__Activity__
For the entries that follow, state how many lines include the word "copies", giving the number and nothing else.

# # # #

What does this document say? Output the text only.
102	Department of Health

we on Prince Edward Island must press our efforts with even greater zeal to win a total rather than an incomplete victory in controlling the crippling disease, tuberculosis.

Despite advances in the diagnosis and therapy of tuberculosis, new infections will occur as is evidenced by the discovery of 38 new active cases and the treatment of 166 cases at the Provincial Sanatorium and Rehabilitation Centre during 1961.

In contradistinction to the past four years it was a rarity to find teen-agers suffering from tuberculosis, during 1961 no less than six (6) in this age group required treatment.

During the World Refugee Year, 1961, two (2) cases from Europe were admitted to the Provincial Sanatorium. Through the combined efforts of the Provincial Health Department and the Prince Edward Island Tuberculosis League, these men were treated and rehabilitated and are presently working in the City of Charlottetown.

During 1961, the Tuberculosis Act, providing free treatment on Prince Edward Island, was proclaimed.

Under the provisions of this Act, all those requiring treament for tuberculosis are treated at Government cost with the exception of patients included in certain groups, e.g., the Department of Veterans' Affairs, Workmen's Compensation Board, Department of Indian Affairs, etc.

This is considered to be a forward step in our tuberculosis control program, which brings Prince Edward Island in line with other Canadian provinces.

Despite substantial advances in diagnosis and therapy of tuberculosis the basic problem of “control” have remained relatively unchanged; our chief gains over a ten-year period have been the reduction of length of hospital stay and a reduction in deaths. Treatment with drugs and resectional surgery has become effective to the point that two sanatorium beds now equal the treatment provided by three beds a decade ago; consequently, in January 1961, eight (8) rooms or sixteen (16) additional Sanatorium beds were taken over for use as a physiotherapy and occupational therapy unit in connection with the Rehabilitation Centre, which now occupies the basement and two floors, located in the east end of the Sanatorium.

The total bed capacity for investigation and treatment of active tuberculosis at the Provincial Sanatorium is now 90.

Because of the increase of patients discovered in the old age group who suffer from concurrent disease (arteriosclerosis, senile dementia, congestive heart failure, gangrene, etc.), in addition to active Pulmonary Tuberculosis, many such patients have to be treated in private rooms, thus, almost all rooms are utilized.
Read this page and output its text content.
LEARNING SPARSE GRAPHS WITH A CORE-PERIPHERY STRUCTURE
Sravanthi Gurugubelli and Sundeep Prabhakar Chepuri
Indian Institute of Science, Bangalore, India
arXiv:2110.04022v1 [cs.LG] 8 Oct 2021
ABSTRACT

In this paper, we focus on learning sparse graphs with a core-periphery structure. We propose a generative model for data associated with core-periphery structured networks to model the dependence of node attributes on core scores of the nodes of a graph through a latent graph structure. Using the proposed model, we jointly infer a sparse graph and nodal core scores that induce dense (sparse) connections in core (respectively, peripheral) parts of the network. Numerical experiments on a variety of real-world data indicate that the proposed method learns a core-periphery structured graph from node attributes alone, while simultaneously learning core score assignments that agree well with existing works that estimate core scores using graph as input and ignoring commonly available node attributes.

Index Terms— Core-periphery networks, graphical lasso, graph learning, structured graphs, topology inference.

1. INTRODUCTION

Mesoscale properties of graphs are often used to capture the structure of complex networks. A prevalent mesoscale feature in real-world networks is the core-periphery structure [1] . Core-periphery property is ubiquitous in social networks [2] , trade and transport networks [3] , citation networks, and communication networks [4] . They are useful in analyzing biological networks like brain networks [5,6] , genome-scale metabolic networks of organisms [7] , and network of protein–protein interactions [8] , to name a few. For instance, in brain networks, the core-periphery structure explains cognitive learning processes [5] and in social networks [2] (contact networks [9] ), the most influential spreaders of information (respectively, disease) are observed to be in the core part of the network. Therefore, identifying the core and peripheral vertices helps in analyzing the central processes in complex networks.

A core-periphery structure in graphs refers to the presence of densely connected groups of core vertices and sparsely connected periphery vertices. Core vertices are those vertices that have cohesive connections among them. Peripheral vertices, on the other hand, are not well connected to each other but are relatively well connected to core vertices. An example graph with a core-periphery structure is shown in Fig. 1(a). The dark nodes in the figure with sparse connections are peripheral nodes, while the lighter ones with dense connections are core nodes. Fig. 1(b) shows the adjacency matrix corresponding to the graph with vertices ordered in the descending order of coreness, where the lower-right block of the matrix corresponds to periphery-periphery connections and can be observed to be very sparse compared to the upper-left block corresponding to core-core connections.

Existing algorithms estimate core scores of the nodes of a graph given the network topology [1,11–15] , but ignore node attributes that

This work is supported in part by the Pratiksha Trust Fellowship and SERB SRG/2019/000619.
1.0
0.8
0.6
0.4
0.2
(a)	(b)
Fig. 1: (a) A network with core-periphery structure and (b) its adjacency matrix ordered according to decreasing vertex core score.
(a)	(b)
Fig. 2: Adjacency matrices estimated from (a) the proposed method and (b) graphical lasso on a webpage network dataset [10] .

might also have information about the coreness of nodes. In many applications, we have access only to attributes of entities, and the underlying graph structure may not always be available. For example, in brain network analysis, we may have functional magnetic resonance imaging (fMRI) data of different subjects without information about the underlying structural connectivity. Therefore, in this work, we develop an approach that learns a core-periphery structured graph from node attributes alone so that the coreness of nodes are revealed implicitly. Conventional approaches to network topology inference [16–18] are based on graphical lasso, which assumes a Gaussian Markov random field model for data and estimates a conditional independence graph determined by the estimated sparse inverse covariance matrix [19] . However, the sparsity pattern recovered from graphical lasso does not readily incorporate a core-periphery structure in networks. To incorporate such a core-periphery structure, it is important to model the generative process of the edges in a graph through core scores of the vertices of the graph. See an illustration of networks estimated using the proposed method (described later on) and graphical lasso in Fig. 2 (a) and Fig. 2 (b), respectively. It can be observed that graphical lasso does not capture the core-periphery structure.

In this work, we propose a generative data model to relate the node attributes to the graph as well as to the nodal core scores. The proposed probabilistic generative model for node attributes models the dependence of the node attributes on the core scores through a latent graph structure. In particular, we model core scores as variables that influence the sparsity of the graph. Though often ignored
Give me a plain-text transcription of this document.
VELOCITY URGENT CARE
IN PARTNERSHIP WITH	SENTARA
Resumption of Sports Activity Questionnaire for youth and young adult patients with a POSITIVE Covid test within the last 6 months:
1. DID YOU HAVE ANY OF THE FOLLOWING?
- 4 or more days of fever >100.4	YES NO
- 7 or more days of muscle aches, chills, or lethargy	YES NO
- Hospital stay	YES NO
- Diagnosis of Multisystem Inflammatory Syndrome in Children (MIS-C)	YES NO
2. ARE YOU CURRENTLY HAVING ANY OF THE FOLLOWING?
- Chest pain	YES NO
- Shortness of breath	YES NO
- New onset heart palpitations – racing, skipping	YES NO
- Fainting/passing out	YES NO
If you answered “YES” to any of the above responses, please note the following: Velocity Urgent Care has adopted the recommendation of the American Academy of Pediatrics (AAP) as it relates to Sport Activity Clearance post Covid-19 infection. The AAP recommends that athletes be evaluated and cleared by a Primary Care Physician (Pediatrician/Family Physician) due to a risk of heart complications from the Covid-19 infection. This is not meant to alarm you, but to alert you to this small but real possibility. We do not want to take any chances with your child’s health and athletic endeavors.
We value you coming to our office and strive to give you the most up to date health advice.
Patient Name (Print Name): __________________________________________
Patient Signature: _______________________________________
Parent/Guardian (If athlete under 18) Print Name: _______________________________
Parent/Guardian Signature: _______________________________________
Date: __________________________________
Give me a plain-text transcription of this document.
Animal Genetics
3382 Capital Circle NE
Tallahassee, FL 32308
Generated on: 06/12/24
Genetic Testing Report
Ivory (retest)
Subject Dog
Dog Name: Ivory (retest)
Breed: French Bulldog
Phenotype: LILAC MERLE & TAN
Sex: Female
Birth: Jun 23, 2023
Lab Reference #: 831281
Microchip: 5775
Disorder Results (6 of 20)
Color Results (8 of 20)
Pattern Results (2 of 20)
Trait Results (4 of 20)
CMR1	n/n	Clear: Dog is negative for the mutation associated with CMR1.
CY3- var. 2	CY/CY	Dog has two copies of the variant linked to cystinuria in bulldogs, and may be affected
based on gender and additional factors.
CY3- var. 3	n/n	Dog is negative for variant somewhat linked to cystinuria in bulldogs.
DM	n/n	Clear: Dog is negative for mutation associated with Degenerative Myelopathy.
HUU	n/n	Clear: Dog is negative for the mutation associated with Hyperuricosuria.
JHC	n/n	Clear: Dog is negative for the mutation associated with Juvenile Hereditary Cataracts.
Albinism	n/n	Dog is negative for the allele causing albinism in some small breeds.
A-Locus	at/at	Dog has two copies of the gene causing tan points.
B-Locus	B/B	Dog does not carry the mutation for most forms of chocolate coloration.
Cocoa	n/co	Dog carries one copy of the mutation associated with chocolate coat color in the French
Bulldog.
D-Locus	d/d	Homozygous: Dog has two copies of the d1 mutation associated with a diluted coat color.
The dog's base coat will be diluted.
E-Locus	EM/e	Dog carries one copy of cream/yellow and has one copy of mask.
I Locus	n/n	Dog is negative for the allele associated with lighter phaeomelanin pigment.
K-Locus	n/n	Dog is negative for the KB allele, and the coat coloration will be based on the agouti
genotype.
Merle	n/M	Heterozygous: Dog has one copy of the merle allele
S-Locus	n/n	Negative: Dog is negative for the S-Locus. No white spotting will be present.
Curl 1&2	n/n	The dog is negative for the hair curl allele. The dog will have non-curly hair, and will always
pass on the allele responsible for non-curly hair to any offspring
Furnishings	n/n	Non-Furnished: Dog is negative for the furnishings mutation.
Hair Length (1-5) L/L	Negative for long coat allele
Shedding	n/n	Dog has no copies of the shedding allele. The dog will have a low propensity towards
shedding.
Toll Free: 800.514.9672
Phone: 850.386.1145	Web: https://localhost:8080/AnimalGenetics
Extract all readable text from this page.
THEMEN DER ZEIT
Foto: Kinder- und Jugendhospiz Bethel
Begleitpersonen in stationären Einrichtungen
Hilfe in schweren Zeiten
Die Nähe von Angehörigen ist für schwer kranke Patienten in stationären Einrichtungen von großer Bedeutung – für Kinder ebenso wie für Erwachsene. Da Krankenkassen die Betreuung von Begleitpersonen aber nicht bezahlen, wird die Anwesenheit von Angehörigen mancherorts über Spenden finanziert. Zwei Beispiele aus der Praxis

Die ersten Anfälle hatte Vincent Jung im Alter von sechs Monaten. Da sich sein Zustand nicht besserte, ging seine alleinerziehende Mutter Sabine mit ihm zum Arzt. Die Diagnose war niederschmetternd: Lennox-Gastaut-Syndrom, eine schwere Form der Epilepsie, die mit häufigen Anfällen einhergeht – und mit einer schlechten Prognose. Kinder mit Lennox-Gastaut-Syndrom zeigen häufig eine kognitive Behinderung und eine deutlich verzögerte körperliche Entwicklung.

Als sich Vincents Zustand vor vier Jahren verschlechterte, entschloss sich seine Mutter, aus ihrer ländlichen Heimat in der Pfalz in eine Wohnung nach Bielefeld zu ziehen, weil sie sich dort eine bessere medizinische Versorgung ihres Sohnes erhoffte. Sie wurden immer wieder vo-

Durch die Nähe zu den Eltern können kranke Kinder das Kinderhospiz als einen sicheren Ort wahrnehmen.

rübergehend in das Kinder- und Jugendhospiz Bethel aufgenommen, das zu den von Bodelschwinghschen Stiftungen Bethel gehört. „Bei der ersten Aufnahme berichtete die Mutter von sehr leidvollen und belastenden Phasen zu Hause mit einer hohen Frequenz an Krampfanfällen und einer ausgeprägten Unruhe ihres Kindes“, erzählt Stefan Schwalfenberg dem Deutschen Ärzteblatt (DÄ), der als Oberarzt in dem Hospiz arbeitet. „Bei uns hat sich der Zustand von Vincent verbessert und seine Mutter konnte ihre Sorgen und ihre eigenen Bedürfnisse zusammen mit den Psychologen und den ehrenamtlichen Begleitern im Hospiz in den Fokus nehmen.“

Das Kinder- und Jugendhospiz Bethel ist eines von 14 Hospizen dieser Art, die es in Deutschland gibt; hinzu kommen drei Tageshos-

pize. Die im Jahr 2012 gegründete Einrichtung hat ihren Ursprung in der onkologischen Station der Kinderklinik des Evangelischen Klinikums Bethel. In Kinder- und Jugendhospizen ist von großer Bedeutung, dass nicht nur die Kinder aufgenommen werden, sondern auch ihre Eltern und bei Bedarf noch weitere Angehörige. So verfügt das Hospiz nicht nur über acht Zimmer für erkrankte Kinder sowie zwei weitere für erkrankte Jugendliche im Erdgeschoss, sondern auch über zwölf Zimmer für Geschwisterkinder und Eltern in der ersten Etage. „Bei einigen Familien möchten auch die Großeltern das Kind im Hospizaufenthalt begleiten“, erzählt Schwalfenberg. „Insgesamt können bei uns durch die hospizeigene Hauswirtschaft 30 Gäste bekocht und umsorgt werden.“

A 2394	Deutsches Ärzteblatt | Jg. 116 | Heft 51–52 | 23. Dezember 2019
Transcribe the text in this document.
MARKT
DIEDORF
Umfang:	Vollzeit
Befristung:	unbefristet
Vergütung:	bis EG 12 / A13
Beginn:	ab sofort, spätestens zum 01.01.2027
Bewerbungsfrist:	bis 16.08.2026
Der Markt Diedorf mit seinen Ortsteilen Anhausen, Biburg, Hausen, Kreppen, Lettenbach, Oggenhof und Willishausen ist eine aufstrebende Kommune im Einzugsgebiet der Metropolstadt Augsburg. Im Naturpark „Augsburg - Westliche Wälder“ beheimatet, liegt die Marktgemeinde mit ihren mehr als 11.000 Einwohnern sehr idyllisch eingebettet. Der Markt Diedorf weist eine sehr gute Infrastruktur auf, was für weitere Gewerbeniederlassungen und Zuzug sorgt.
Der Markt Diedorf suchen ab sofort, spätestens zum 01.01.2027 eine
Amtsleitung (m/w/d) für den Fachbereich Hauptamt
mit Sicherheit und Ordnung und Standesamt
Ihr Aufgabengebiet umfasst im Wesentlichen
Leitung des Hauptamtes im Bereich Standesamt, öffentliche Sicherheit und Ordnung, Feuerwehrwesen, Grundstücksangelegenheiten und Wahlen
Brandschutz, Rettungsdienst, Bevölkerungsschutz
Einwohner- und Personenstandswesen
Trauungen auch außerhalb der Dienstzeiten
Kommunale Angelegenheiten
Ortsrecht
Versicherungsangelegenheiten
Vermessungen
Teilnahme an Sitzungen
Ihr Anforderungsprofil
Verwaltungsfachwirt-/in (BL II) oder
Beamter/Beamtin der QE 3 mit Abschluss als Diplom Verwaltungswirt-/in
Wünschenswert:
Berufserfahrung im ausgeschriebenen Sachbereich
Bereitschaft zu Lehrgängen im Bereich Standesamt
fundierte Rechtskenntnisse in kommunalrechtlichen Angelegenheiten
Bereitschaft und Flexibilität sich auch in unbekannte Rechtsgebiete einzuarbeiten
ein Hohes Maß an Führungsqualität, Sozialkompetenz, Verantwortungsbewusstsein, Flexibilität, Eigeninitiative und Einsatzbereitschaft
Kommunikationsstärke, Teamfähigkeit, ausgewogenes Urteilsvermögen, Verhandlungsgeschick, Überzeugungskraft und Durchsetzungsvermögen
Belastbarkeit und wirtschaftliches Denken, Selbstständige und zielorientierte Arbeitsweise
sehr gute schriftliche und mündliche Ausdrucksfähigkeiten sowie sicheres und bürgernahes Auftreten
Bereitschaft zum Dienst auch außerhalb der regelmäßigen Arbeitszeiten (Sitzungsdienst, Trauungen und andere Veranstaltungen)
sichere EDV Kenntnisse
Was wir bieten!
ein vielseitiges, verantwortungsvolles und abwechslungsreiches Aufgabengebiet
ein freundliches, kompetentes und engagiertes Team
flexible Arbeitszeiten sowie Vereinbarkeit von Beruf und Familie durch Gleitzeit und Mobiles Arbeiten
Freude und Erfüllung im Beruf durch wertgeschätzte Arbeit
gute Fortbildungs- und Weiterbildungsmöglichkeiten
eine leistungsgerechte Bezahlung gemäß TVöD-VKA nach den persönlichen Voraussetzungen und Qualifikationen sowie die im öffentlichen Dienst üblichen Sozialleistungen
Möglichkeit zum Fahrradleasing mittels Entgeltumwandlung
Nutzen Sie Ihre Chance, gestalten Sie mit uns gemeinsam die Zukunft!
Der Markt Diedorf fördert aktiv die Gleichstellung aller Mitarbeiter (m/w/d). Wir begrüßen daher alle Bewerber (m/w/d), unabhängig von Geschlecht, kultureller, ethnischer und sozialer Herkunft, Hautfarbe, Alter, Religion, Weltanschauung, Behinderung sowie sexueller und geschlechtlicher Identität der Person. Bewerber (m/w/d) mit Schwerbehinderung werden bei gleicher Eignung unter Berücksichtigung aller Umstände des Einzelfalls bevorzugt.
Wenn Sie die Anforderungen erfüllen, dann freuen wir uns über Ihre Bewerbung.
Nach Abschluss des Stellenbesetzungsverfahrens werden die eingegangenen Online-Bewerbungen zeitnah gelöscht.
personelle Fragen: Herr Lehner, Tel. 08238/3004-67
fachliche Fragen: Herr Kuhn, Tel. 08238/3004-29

# # # #

__Exercise solution__
4